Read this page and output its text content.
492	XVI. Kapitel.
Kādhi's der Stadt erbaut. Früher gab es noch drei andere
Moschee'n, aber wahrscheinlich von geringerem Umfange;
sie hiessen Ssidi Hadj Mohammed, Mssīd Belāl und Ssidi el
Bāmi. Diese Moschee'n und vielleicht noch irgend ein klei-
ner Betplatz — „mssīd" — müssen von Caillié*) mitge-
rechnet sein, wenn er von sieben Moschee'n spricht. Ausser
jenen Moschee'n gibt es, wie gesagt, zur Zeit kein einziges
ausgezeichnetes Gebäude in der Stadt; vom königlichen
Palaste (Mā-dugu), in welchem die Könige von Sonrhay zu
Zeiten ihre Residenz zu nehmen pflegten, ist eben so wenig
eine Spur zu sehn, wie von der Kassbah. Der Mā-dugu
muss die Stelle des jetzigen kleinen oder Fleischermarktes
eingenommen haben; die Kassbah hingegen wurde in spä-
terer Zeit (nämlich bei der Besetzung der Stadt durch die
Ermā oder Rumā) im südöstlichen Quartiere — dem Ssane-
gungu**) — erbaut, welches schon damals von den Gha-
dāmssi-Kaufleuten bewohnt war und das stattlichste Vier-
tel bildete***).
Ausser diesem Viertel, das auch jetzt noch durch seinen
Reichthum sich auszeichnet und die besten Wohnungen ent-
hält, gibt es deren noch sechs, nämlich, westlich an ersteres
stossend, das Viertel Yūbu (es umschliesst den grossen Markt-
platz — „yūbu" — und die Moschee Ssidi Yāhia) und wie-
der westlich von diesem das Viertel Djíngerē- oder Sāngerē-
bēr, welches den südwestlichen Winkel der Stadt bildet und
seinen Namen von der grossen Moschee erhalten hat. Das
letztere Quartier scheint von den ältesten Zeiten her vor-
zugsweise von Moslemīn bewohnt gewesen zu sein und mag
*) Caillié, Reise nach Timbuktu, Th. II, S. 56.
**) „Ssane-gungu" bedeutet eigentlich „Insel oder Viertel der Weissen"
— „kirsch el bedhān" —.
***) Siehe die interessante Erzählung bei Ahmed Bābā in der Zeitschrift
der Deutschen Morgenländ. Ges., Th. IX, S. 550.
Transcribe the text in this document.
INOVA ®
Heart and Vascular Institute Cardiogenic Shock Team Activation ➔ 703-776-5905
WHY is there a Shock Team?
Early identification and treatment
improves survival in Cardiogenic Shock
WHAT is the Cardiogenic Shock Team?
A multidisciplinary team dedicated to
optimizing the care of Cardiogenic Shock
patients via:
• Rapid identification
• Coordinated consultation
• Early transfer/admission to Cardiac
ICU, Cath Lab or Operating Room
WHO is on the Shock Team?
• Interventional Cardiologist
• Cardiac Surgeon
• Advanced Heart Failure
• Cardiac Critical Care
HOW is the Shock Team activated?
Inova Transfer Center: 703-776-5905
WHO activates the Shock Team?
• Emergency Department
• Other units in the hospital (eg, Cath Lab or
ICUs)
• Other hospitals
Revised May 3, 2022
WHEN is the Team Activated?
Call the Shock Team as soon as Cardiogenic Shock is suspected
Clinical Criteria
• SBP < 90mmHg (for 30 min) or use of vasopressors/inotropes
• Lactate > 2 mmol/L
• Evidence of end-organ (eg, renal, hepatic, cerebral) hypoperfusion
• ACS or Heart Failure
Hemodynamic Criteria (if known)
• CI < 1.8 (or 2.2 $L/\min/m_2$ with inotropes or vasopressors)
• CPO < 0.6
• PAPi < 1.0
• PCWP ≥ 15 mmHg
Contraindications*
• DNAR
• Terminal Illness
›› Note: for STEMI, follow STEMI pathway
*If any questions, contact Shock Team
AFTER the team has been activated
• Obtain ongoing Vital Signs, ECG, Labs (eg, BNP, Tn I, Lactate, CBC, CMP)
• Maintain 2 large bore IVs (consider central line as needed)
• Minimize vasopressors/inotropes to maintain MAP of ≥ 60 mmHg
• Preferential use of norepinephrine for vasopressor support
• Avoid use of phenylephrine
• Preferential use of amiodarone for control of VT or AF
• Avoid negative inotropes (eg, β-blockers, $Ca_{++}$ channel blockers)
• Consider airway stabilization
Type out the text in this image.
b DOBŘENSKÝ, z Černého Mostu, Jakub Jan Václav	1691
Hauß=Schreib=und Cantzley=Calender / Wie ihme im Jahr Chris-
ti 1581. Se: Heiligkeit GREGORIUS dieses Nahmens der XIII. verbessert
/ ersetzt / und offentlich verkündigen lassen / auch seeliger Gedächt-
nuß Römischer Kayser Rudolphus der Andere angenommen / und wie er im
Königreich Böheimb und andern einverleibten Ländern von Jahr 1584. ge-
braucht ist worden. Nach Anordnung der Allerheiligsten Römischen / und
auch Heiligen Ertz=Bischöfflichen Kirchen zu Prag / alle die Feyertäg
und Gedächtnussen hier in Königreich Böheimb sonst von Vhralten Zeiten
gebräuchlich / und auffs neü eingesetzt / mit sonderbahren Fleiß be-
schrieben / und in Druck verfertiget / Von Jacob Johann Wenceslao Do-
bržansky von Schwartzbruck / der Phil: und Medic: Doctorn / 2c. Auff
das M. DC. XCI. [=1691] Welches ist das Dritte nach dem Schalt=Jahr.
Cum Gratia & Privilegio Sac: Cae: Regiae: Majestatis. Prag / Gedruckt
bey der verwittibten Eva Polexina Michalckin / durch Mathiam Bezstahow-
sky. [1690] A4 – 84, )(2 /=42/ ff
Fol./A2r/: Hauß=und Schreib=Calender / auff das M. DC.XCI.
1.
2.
******
→ **Work task**:
Going through the listing above, copy out every line that has the string "bewohnt".

→ **Exercise response**:
dāmssi-Kaufleuten bewohnt war und das stattlichste Vier-
zugsweise von Moslemīn bewohnt gewesen zu sein und mag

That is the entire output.